_SUPPLIED RECORDS:_

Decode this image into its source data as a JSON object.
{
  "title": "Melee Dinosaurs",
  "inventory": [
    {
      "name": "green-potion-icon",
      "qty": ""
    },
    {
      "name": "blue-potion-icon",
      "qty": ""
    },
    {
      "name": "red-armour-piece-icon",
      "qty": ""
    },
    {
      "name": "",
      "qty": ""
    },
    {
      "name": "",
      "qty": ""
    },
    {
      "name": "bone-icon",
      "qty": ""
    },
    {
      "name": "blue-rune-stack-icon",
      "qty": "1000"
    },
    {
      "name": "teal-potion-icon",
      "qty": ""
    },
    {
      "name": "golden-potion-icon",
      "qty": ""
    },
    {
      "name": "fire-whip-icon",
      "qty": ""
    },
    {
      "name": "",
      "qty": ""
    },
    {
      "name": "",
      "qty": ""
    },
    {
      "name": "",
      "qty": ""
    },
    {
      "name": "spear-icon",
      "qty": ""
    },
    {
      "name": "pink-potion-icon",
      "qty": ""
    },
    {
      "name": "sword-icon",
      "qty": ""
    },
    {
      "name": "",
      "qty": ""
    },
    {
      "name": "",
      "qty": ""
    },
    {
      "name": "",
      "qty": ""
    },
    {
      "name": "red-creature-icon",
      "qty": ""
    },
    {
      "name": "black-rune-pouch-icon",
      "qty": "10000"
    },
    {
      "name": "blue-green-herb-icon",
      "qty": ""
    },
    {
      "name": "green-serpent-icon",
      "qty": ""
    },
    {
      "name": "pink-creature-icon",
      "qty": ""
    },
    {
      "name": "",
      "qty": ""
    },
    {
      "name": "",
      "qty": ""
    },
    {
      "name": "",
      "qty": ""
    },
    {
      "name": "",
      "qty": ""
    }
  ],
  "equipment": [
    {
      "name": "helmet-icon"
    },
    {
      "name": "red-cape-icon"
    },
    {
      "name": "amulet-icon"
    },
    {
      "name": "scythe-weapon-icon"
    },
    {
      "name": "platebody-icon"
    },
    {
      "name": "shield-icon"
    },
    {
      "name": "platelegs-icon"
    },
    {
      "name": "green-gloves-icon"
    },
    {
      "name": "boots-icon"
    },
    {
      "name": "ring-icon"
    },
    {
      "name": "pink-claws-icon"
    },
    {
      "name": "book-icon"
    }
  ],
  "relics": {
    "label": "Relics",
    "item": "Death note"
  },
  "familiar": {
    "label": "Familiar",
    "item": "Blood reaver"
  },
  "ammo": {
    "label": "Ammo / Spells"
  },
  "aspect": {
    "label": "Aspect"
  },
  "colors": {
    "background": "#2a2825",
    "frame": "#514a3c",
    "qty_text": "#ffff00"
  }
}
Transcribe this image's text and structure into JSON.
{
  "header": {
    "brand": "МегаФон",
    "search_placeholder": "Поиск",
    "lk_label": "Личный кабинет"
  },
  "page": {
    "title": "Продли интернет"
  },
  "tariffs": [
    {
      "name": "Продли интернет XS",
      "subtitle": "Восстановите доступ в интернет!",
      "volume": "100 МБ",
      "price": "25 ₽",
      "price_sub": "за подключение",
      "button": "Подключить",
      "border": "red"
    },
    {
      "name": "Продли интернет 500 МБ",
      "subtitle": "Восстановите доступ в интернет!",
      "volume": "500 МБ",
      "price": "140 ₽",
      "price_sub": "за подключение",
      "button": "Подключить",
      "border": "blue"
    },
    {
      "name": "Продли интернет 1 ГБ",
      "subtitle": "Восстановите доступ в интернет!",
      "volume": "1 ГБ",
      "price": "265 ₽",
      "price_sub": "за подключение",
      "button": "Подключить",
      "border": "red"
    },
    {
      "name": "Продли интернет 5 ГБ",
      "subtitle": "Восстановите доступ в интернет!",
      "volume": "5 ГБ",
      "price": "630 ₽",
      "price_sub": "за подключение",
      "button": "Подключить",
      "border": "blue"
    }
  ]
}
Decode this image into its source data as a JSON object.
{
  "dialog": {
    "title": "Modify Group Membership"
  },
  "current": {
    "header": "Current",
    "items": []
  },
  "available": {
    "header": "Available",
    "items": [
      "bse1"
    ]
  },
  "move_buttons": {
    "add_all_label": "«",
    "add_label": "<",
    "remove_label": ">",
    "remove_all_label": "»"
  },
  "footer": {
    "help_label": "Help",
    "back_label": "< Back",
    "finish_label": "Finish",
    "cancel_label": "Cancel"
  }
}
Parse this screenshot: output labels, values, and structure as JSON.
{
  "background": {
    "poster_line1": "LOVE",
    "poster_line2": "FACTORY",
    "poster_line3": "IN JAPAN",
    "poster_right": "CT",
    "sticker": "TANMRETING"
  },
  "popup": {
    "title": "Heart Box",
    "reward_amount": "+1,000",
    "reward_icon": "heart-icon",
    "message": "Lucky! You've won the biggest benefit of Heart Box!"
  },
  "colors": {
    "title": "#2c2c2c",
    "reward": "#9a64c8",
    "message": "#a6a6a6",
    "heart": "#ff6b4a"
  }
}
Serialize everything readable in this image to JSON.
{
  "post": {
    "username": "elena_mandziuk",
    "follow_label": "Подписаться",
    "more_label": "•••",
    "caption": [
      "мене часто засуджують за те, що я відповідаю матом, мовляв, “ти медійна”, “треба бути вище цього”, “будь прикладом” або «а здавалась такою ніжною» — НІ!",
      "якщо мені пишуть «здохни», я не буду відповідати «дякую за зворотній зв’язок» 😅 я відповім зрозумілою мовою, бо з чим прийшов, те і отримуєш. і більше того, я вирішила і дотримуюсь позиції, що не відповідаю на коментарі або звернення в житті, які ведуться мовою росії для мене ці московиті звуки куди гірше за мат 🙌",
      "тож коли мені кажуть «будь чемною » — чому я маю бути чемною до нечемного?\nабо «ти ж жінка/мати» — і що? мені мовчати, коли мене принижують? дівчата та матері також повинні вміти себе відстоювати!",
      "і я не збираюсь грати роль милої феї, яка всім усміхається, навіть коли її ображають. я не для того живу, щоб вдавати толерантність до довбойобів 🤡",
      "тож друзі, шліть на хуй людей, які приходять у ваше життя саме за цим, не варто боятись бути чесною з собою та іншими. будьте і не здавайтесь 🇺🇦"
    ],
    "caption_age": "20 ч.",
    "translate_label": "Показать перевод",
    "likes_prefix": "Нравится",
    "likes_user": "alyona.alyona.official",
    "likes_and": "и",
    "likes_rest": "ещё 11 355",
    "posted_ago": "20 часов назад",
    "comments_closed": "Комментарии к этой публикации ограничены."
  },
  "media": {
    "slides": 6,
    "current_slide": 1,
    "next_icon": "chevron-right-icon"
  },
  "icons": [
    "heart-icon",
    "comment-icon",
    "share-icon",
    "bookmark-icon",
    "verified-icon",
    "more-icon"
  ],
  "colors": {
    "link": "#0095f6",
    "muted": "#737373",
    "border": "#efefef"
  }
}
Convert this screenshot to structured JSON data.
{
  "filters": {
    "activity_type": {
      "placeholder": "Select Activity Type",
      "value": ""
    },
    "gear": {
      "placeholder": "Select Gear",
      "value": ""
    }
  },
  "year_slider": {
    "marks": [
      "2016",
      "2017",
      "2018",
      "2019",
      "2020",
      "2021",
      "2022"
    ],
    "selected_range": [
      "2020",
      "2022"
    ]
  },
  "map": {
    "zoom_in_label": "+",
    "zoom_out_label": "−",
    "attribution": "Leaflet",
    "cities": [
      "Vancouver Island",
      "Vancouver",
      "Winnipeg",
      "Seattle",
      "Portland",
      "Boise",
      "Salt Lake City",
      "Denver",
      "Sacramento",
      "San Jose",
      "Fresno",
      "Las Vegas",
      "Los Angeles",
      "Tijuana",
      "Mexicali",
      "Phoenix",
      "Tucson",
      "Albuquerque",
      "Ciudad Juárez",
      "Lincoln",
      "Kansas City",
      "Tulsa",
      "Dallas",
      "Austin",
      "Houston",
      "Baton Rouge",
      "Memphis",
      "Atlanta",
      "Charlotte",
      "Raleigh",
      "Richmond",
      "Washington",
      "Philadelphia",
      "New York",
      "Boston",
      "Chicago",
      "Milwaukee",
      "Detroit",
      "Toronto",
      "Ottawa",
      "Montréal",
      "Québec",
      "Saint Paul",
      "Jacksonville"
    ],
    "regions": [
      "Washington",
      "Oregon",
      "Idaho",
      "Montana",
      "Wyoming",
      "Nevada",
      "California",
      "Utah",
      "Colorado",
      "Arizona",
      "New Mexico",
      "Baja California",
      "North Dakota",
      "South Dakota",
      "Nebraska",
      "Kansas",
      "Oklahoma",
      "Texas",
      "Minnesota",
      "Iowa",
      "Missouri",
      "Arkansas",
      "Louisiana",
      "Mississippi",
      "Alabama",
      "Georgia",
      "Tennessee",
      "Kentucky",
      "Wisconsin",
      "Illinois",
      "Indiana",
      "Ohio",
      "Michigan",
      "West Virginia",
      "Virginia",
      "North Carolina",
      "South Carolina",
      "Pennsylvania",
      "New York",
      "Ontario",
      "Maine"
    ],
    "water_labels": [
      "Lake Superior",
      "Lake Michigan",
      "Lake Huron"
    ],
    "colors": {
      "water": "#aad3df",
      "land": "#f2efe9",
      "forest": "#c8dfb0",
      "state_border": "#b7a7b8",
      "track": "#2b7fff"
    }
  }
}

_AIM OF THE TASK:_ Copy each line from the data above that includes "Lake".

_IN RESPONSE:_
      "Salt Lake City",
      "Lake Superior",
      "Lake Michigan",
      "Lake Huron"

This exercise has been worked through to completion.